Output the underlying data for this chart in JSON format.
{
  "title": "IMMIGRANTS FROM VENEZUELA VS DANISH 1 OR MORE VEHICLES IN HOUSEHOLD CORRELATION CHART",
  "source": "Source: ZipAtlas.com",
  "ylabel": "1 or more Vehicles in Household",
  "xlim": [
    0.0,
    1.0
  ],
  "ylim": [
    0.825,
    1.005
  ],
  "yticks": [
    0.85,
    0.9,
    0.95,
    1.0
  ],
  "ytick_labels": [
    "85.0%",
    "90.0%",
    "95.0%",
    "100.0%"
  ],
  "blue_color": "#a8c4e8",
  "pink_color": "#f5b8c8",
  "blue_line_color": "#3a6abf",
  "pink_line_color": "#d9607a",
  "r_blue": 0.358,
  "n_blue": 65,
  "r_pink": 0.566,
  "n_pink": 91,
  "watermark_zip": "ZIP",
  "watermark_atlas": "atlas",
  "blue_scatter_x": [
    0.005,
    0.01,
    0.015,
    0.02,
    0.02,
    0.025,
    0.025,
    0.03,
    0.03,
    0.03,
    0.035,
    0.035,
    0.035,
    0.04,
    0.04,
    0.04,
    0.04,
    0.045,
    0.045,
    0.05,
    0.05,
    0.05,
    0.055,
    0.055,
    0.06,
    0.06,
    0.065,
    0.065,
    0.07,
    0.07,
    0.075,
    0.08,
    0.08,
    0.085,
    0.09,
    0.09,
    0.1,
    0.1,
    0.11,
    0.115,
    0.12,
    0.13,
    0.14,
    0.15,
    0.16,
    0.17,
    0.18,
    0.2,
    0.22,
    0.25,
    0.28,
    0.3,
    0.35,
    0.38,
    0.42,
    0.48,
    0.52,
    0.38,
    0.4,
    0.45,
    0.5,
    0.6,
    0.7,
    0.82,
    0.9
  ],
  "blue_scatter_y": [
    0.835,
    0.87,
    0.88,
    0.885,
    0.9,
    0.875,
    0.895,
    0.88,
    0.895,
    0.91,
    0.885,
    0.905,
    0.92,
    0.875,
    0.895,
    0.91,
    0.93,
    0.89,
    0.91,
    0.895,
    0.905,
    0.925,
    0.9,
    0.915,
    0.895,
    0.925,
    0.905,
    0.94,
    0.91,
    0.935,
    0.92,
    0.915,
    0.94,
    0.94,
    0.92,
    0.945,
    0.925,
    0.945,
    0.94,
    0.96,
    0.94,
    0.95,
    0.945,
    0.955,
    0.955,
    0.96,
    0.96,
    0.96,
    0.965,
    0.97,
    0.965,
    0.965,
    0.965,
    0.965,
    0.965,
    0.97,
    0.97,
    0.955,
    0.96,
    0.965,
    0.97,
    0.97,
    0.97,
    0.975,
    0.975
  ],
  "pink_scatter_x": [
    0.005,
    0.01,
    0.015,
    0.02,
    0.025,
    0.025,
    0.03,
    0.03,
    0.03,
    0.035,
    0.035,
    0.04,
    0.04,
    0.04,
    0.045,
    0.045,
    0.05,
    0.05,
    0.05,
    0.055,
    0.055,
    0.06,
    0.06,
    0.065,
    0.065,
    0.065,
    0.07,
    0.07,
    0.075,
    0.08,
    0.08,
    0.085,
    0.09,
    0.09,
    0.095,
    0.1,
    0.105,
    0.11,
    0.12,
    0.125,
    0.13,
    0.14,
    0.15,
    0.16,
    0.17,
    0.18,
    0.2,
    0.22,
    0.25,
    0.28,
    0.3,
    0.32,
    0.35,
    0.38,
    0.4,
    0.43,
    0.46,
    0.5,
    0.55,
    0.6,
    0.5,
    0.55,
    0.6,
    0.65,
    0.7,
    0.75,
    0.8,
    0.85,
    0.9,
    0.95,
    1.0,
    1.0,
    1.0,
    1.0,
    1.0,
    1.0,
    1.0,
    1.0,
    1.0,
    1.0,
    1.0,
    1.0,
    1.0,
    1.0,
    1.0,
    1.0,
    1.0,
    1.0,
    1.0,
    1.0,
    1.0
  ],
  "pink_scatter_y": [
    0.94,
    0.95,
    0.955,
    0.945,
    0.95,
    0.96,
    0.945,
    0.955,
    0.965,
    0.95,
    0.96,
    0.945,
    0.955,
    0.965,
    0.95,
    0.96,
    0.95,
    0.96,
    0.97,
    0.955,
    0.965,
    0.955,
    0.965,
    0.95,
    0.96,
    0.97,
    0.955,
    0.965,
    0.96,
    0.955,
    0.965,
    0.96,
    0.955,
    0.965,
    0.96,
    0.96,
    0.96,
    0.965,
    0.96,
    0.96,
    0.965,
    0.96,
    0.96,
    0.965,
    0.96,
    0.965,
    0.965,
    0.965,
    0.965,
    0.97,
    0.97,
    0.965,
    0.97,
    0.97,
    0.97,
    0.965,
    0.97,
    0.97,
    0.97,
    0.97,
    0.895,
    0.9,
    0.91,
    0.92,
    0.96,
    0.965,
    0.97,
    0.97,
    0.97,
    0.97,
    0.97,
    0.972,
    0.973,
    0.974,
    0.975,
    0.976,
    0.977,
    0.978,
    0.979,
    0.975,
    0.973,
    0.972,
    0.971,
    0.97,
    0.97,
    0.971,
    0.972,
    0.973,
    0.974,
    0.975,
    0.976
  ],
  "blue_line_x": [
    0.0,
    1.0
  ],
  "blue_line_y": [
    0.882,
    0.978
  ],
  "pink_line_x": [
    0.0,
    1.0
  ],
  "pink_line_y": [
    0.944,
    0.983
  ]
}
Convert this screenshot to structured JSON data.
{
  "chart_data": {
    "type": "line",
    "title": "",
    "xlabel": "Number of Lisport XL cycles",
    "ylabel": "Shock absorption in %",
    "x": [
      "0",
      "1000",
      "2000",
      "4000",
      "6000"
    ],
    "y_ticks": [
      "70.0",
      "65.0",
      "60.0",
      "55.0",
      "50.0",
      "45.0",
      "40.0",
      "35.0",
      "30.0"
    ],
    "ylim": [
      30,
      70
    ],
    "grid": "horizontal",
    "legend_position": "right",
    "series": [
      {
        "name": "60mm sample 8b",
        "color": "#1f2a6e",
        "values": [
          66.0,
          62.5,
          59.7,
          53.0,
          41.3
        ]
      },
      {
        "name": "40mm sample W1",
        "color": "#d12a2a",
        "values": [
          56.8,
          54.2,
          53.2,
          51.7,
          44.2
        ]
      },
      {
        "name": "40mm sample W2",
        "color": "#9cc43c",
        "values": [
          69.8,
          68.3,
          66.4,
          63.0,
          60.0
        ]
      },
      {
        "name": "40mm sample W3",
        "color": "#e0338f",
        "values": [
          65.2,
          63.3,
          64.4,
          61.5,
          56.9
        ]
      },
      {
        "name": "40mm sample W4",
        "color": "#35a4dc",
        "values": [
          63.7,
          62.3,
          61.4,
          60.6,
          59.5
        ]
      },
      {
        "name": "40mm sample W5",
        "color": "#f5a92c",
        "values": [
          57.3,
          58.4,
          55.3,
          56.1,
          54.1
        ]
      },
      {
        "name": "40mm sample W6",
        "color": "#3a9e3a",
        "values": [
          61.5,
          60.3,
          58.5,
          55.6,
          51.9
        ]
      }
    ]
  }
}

> [TASK BRIEF] Starting at the line that contains "Convert this screenshot", output each remaining line of the listing, the last line included, exactly as it appears.

> [RESULT]
Convert this screenshot to structured JSON data.
{
  "chart_data": {
    "type": "line",
    "title": "",
    "xlabel": "Number of Lisport XL cycles",
    "ylabel": "Shock absorption in %",
    "x": [
      "0",
      "1000",
      "2000",
      "4000",
      "6000"
    ],
    "y_ticks": [
      "70.0",
      "65.0",
      "60.0",
      "55.0",
      "50.0",
      "45.0",
      "40.0",
      "35.0",
      "30.0"
    ],
    "ylim": [
      30,
      70
    ],
    "grid": "horizontal",
    "legend_position": "right",
    "series": [
      {
        "name": "60mm sample 8b",
        "color": "#1f2a6e",
        "values": [
          66.0,
          62.5,
          59.7,
          53.0,
          41.3
        ]
      },
      {
        "name": "40mm sample W1",
        "color": "#d12a2a",
        "values": [
          56.8,
          54.2,
          53.2,
          51.7,
          44.2
        ]
      },
      {
        "name": "40mm sample W2",
        "color": "#9cc43c",
        "values": [
          69.8,
          68.3,
          66.4,
          63.0,
          60.0
        ]
      },
      {
        "name": "40mm sample W3",
        "color": "#e0338f",
        "values": [
          65.2,
          63.3,
          64.4,
          61.5,
          56.9
        ]
      },
      {
        "name": "40mm sample W4",
        "color": "#35a4dc",
        "values": [
          63.7,
          62.3,
          61.4,
          60.6,
          59.5
        ]
      },
      {
        "name": "40mm sample W5",
        "color": "#f5a92c",
        "values": [
          57.3,
          58.4,
          55.3,
          56.1,
          54.1
        ]
      },
      {
        "name": "40mm sample W6",
        "color": "#3a9e3a",
        "values": [
          61.5,
          60.3,
          58.5,
          55.6,
          51.9
        ]
      }
    ]
  }
}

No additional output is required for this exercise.